- **The request**:
Write out each line that follows exactly as it stands, without the pictures.
[Provided records start]
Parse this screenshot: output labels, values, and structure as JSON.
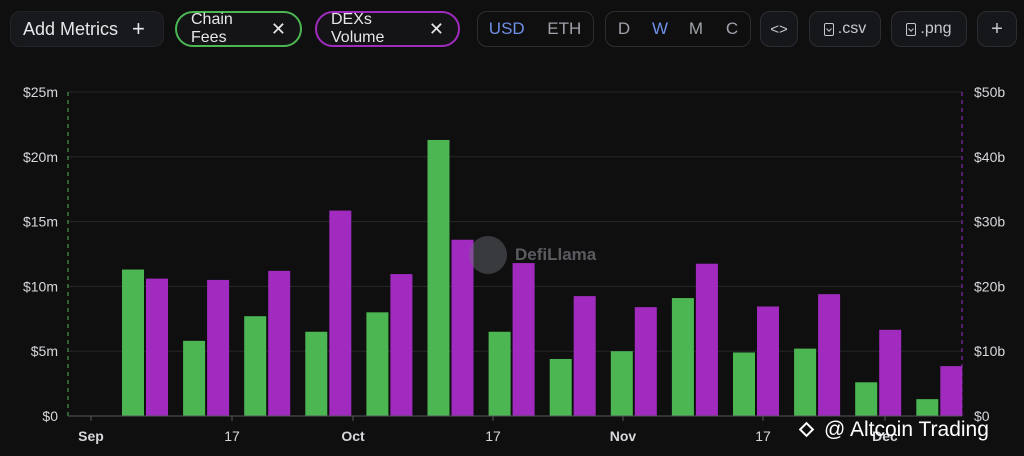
{
  "toolbar": {
    "add_metrics_label": "Add Metrics",
    "add_metrics_icon": "+",
    "chips": [
      {
        "label": "Chain Fees",
        "color": "#4cb752"
      },
      {
        "label": "DEXs Volume",
        "color": "#a12bbf"
      }
    ],
    "chip_close_icon": "✕",
    "currency_options": [
      "USD",
      "ETH"
    ],
    "currency_selected": "USD",
    "period_options": [
      "D",
      "W",
      "M",
      "C"
    ],
    "period_selected": "W",
    "embed_icon": "<>",
    "csv_label": ".csv",
    "png_label": ".png",
    "add_chart_icon": "+"
  },
  "watermarks": {
    "logo_text": "DefiLlama",
    "overlay_text": "@ Altcoin Trading"
  },
  "chart_data": {
    "type": "bar",
    "x_ticks": [
      "Sep",
      "17",
      "Oct",
      "17",
      "Nov",
      "17",
      "Dec"
    ],
    "y_left_ticks": [
      "$0",
      "$5m",
      "$10m",
      "$15m",
      "$20m",
      "$25m"
    ],
    "y_right_ticks": [
      "$0",
      "$10b",
      "$20b",
      "$30b",
      "$40b",
      "$50b"
    ],
    "ylim_left": [
      0,
      25
    ],
    "ylim_right": [
      0,
      50
    ],
    "grid": true,
    "series": [
      {
        "name": "Chain Fees",
        "axis": "left",
        "unit": "$m",
        "color": "#4cb752",
        "values": [
          11.3,
          5.8,
          7.7,
          6.5,
          8.0,
          21.3,
          6.5,
          4.4,
          5.0,
          9.1,
          4.9,
          5.2,
          2.6,
          1.3
        ]
      },
      {
        "name": "DEXs Volume",
        "axis": "right",
        "unit": "$b",
        "color": "#a12bbf",
        "values": [
          21.2,
          21.0,
          22.4,
          31.7,
          21.9,
          27.2,
          23.6,
          18.5,
          16.8,
          23.5,
          16.9,
          18.8,
          13.3,
          7.7
        ]
      }
    ]
  }
}
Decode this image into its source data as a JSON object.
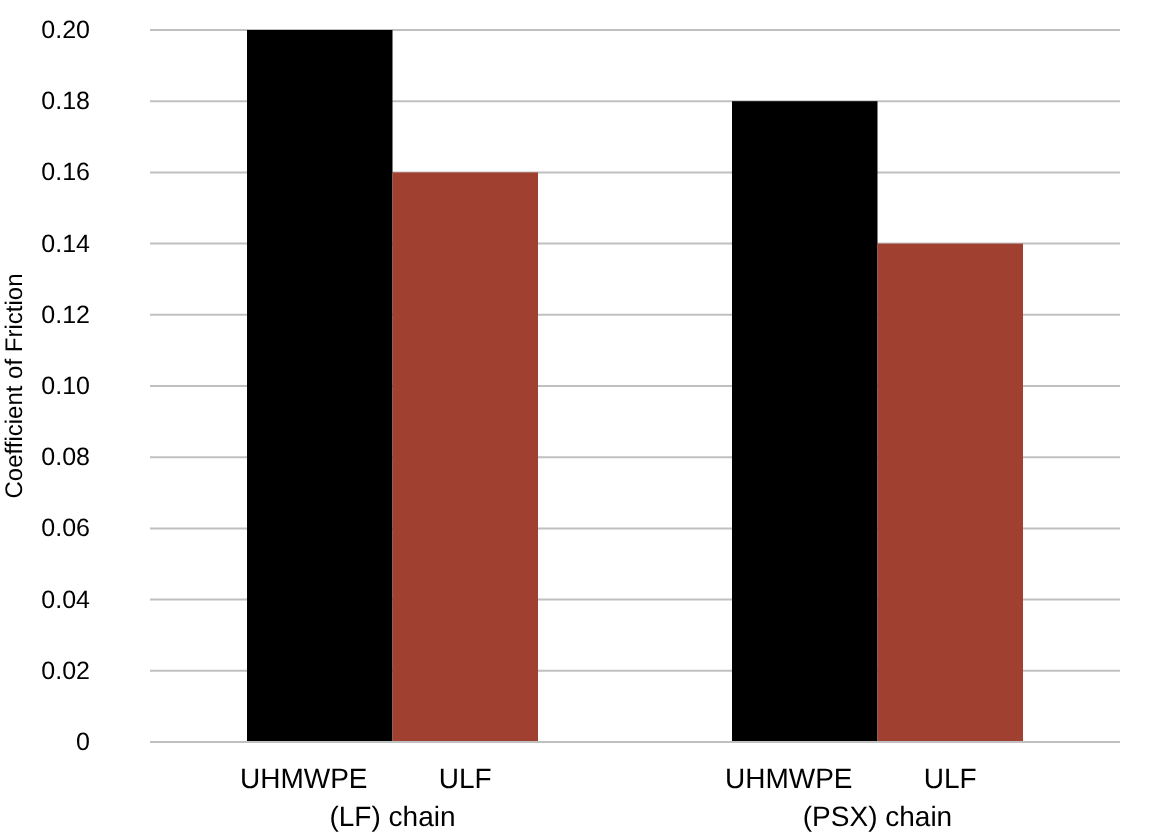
{
  "chart_data": {
    "type": "bar",
    "ylabel": "Coefficient of Friction",
    "categories": [
      "(LF) chain",
      "(PSX) chain"
    ],
    "series": [
      {
        "name": "UHMWPE",
        "color": "#000000",
        "values": [
          0.2,
          0.18
        ]
      },
      {
        "name": "ULF",
        "color": "#a04030",
        "values": [
          0.16,
          0.14
        ]
      }
    ],
    "ylim": [
      0,
      0.2
    ],
    "yticks": [
      {
        "value": 0,
        "label": "0"
      },
      {
        "value": 0.02,
        "label": "0.02"
      },
      {
        "value": 0.04,
        "label": "0.04"
      },
      {
        "value": 0.06,
        "label": "0.06"
      },
      {
        "value": 0.08,
        "label": "0.08"
      },
      {
        "value": 0.1,
        "label": "0.10"
      },
      {
        "value": 0.12,
        "label": "0.12"
      },
      {
        "value": 0.14,
        "label": "0.14"
      },
      {
        "value": 0.16,
        "label": "0.16"
      },
      {
        "value": 0.18,
        "label": "0.18"
      },
      {
        "value": 0.2,
        "label": "0.20"
      }
    ],
    "grid": "y"
  }
}
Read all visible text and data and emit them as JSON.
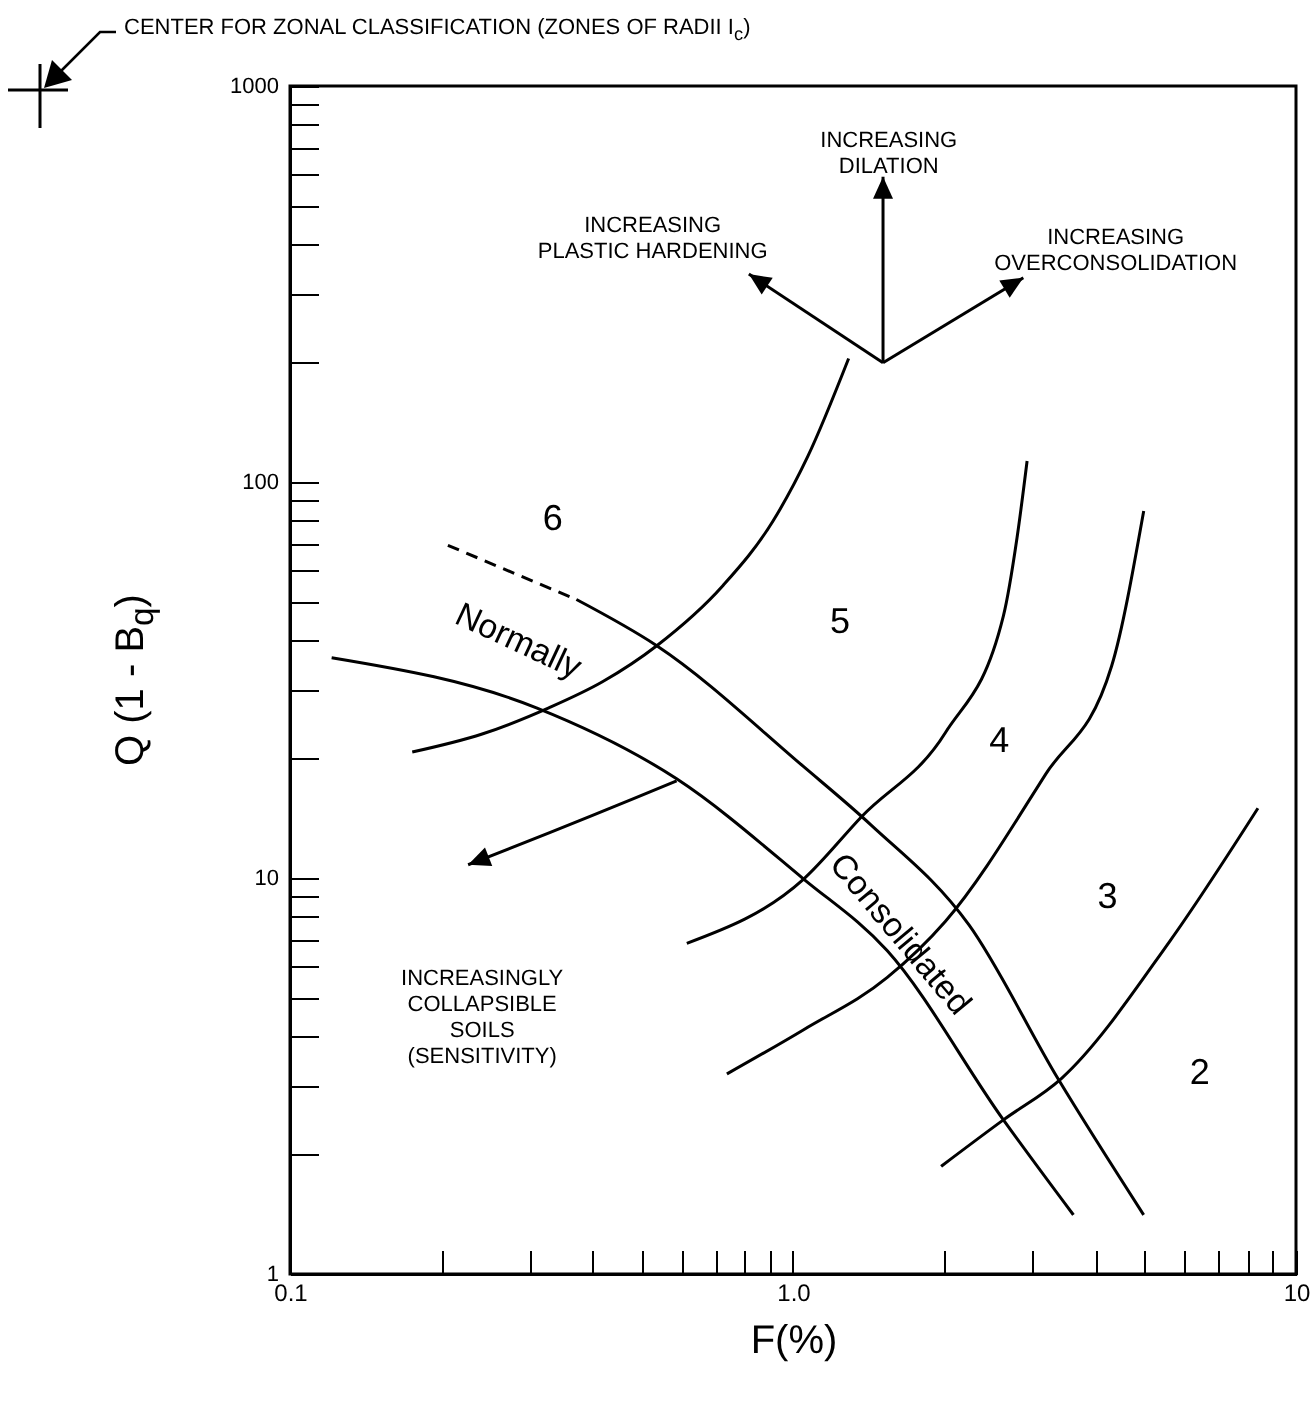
{
  "chart_data": {
    "type": "line",
    "xlabel": "F(%)",
    "ylabel": "Q (1 - B$_{q}$)",
    "log": "xy",
    "xlim": [
      0.1,
      10
    ],
    "ylim": [
      1,
      1000
    ],
    "xticks": [
      {
        "value": 0.1,
        "label": "0.1"
      },
      {
        "value": 0.2,
        "label": null
      },
      {
        "value": 0.3,
        "label": null
      },
      {
        "value": 0.4,
        "label": null
      },
      {
        "value": 0.5,
        "label": null
      },
      {
        "value": 0.6,
        "label": null
      },
      {
        "value": 0.7,
        "label": null
      },
      {
        "value": 0.8,
        "label": null
      },
      {
        "value": 0.9,
        "label": null
      },
      {
        "value": 1,
        "label": "1.0"
      },
      {
        "value": 2,
        "label": null
      },
      {
        "value": 3,
        "label": null
      },
      {
        "value": 4,
        "label": null
      },
      {
        "value": 5,
        "label": null
      },
      {
        "value": 6,
        "label": null
      },
      {
        "value": 7,
        "label": null
      },
      {
        "value": 8,
        "label": null
      },
      {
        "value": 9,
        "label": null
      },
      10
    ],
    "yticks": [
      1,
      {
        "value": 2,
        "label": null
      },
      {
        "value": 3,
        "label": null
      },
      {
        "value": 4,
        "label": null
      },
      {
        "value": 5,
        "label": null
      },
      {
        "value": 6,
        "label": null
      },
      {
        "value": 7,
        "label": null
      },
      {
        "value": 8,
        "label": null
      },
      {
        "value": 9,
        "label": null
      },
      10,
      {
        "value": 20,
        "label": null
      },
      {
        "value": 30,
        "label": null
      },
      {
        "value": 40,
        "label": null
      },
      {
        "value": 50,
        "label": null
      },
      {
        "value": 60,
        "label": null
      },
      {
        "value": 70,
        "label": null
      },
      {
        "value": 80,
        "label": null
      },
      {
        "value": 90,
        "label": null
      },
      100,
      {
        "value": 200,
        "label": null
      },
      {
        "value": 300,
        "label": null
      },
      {
        "value": 400,
        "label": null
      },
      {
        "value": 500,
        "label": null
      },
      {
        "value": 600,
        "label": null
      },
      {
        "value": 700,
        "label": null
      },
      {
        "value": 800,
        "label": null
      },
      {
        "value": 900,
        "label": null
      },
      1000
    ],
    "series": [
      {
        "color": "#000000",
        "x": [
          0.175,
          0.241,
          0.327,
          0.418,
          0.536,
          0.726,
          0.912,
          1.07,
          1.29
        ],
        "values": [
          20.8,
          23.1,
          26.9,
          31.3,
          38.6,
          54.8,
          79.6,
          116,
          205
        ]
      },
      {
        "color": "#000000",
        "x": [
          0.615,
          1.05,
          1.37,
          2.01,
          2.62,
          2.79,
          2.92
        ],
        "values": [
          6.84,
          9.94,
          14.3,
          23.3,
          45.9,
          72.6,
          113
        ]
      },
      {
        "color": "#000000",
        "x": [
          0.739,
          1.05,
          1.54,
          2.01,
          3.18,
          4.3,
          4.98
        ],
        "values": [
          3.2,
          4.14,
          5.61,
          7.78,
          18.3,
          34.3,
          84.5
        ]
      },
      {
        "color": "#000000",
        "x": [
          1.97,
          2.62,
          3.42,
          5.61,
          8.4
        ],
        "values": [
          1.87,
          2.45,
          3.12,
          6.92,
          15
        ]
      },
      {
        "color": "#000000",
        "line_style": "dashed",
        "x": [
          0.206,
          0.371
        ],
        "values": [
          69.2,
          50.5
        ]
      },
      {
        "color": "#000000",
        "x": [
          0.371,
          0.536,
          1.05,
          1.43,
          2.24,
          3.36,
          4.98
        ],
        "values": [
          50.5,
          38.6,
          19.1,
          13.6,
          7.6,
          3.12,
          1.41
        ]
      },
      {
        "color": "#000000",
        "x": [
          0.121,
          0.309,
          0.587,
          1.05,
          1.54,
          2.62,
          3.61
        ],
        "values": [
          36,
          26.9,
          17.8,
          9.94,
          6.55,
          2.45,
          1.41
        ]
      }
    ],
    "annotations": [
      "CENTER FOR ZONAL CLASSIFICATION (ZONES OF RADII I$_{c}$)",
      "6",
      "5",
      "4",
      "3",
      "2",
      "Normally",
      "Consolidated",
      "INCREASING\nDILATION",
      "INCREASING\nPLASTIC HARDENING",
      "INCREASING\nOVERCONSOLIDATION",
      "INCREASINGLY\nCOLLAPSIBLE\nSOILS\n(SENSITIVITY)"
    ]
  }
}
[Provided records end]
- **Exercise output**:
Parse this screenshot: output labels, values, and structure as JSON.
{
  "toolbar": {
    "add_metrics_label": "Add Metrics",
    "add_metrics_icon": "+",
    "chips": [
      {
        "label": "Chain Fees",
        "color": "#4cb752"
      },
      {
        "label": "DEXs Volume",
        "color": "#a12bbf"
      }
    ],
    "chip_close_icon": "✕",
    "currency_options": [
      "USD",
      "ETH"
    ],
    "currency_selected": "USD",
    "period_options": [
      "D",
      "W",
      "M",
      "C"
    ],
    "period_selected": "W",
    "embed_icon": "<>",
    "csv_label": ".csv",
    "png_label": ".png",
    "add_chart_icon": "+"
  },
  "watermarks": {
    "logo_text": "DefiLlama",
    "overlay_text": "@ Altcoin Trading"
  },
  "chart_data": {
    "type": "bar",
    "x_ticks": [
      "Sep",
      "17",
      "Oct",
      "17",
      "Nov",
      "17",
      "Dec"
    ],
    "y_left_ticks": [
      "$0",
      "$5m",
      "$10m",
      "$15m",
      "$20m",
      "$25m"
    ],
    "y_right_ticks": [
      "$0",
      "$10b",
      "$20b",
      "$30b",
      "$40b",
      "$50b"
    ],
    "ylim_left": [
      0,
      25
    ],
    "ylim_right": [
      0,
      50
    ],
    "grid": true,
    "series": [
      {
        "name": "Chain Fees",
        "axis": "left",
        "unit": "$m",
        "color": "#4cb752",
        "values": [
          11.3,
          5.8,
          7.7,
          6.5,
          8.0,
          21.3,
          6.5,
          4.4,
          5.0,
          9.1,
          4.9,
          5.2,
          2.6,
          1.3
        ]
      },
      {
        "name": "DEXs Volume",
        "axis": "right",
        "unit": "$b",
        "color": "#a12bbf",
        "values": [
          21.2,
          21.0,
          22.4,
          31.7,
          21.9,
          27.2,
          23.6,
          18.5,
          16.8,
          23.5,
          16.9,
          18.8,
          13.3,
          7.7
        ]
      }
    ]
  }
}
Decode this image into its source data as a JSON object.
{
  "chart_data": {
    "type": "bar",
    "ylabel": "Coefficient of Friction",
    "categories": [
      "(LF) chain",
      "(PSX) chain"
    ],
    "series": [
      {
        "name": "UHMWPE",
        "color": "#000000",
        "values": [
          0.2,
          0.18
        ]
      },
      {
        "name": "ULF",
        "color": "#a04030",
        "values": [
          0.16,
          0.14
        ]
      }
    ],
    "ylim": [
      0,
      0.2
    ],
    "yticks": [
      {
        "value": 0,
        "label": "0"
      },
      {
        "value": 0.02,
        "label": "0.02"
      },
      {
        "value": 0.04,
        "label": "0.04"
      },
      {
        "value": 0.06,
        "label": "0.06"
      },
      {
        "value": 0.08,
        "label": "0.08"
      },
      {
        "value": 0.1,
        "label": "0.10"
      },
      {
        "value": 0.12,
        "label": "0.12"
      },
      {
        "value": 0.14,
        "label": "0.14"
      },
      {
        "value": 0.16,
        "label": "0.16"
      },
      {
        "value": 0.18,
        "label": "0.18"
      },
      {
        "value": 0.2,
        "label": "0.20"
      }
    ],
    "grid": "y"
  }
}
Read all visible text and data and emit them as JSON.
{
  "chart_data": {
    "type": "line",
    "xlabel": "F(%)",
    "ylabel": "Q (1 - B$_{q}$)",
    "log": "xy",
    "xlim": [
      0.1,
      10
    ],
    "ylim": [
      1,
      1000
    ],
    "xticks": [
      {
        "value": 0.1,
        "label": "0.1"
      },
      {
        "value": 0.2,
        "label": null
      },
      {
        "value": 0.3,
        "label": null
      },
      {
        "value": 0.4,
        "label": null
      },
      {
        "value": 0.5,
        "label": null
      },
      {
        "value": 0.6,
        "label": null
      },
      {
        "value": 0.7,
        "label": null
      },
      {
        "value": 0.8,
        "label": null
      },
      {
        "value": 0.9,
        "label": null
      },
      {
        "value": 1,
        "label": "1.0"
      },
      {
        "value": 2,
        "label": null
      },
      {
        "value": 3,
        "label": null
      },
      {
        "value": 4,
        "label": null
      },
      {
        "value": 5,
        "label": null
      },
      {
        "value": 6,
        "label": null
      },
      {
        "value": 7,
        "label": null
      },
      {
        "value": 8,
        "label": null
      },
      {
        "value": 9,
        "label": null
      },
      10
    ],
    "yticks": [
      1,
      {
        "value": 2,
        "label": null
      },
      {
        "value": 3,
        "label": null
      },
      {
        "value": 4,
        "label": null
      },
      {
        "value": 5,
        "label": null
      },
      {
        "value": 6,
        "label": null
      },
      {
        "value": 7,
        "label": null
      },
      {
        "value": 8,
        "label": null
      },
      {
        "value": 9,
        "label": null
      },
      10,
      {
        "value": 20,
        "label": null
      },
      {
        "value": 30,
        "label": null
      },
      {
        "value": 40,
        "label": null
      },
      {
        "value": 50,
        "label": null
      },
      {
        "value": 60,
        "label": null
      },
      {
        "value": 70,
        "label": null
      },
      {
        "value": 80,
        "label": null
      },
      {
        "value": 90,
        "label": null
      },
      100,
      {
        "value": 200,
        "label": null
      },
      {
        "value": 300,
        "label": null
      },
      {
        "value": 400,
        "label": null
      },
      {
        "value": 500,
        "label": null
      },
      {
        "value": 600,
        "label": null
      },
      {
        "value": 700,
        "label": null
      },
      {
        "value": 800,
        "label": null
      },
      {
        "value": 900,
        "label": null
      },
      1000
    ],
    "series": [
      {
        "color": "#000000",
        "x": [
          0.175,
          0.241,
          0.327,
          0.418,
          0.536,
          0.726,
          0.912,
          1.07,
          1.29
        ],
        "values": [
          20.8,
          23.1,
          26.9,
          31.3,
          38.6,
          54.8,
          79.6,
          116,
          205
        ]
      },
      {
        "color": "#000000",
        "x": [
          0.615,
          1.05,
          1.37,
          2.01,
          2.62,
          2.79,
          2.92
        ],
        "values": [
          6.84,
          9.94,
          14.3,
          23.3,
          45.9,
          72.6,
          113
        ]
      },
      {
        "color": "#000000",
        "x": [
          0.739,
          1.05,
          1.54,
          2.01,
          3.18,
          4.3,
          4.98
        ],
        "values": [
          3.2,
          4.14,
          5.61,
          7.78,
          18.3,
          34.3,
          84.5
        ]
      },
      {
        "color": "#000000",
        "x": [
          1.97,
          2.62,
          3.42,
          5.61,
          8.4
        ],
        "values": [
          1.87,
          2.45,
          3.12,
          6.92,
          15
        ]
      },
      {
        "color": "#000000",
        "line_style": "dashed",
        "x": [
          0.206,
          0.371
        ],
        "values": [
          69.2,
          50.5
        ]
      },
      {
        "color": "#000000",
        "x": [
          0.371,
          0.536,
          1.05,
          1.43,
          2.24,
          3.36,
          4.98
        ],
        "values": [
          50.5,
          38.6,
          19.1,
          13.6,
          7.6,
          3.12,
          1.41
        ]
      },
      {
        "color": "#000000",
        "x": [
          0.121,
          0.309,
          0.587,
          1.05,
          1.54,
          2.62,
          3.61
        ],
        "values": [
          36,
          26.9,
          17.8,
          9.94,
          6.55,
          2.45,
          1.41
        ]
      }
    ],
    "annotations": [
      "CENTER FOR ZONAL CLASSIFICATION (ZONES OF RADII I$_{c}$)",
      "6",
      "5",
      "4",
      "3",
      "2",
      "Normally",
      "Consolidated",
      "INCREASING\nDILATION",
      "INCREASING\nPLASTIC HARDENING",
      "INCREASING\nOVERCONSOLIDATION",
      "INCREASINGLY\nCOLLAPSIBLE\nSOILS\n(SENSITIVITY)"
    ]
  }
}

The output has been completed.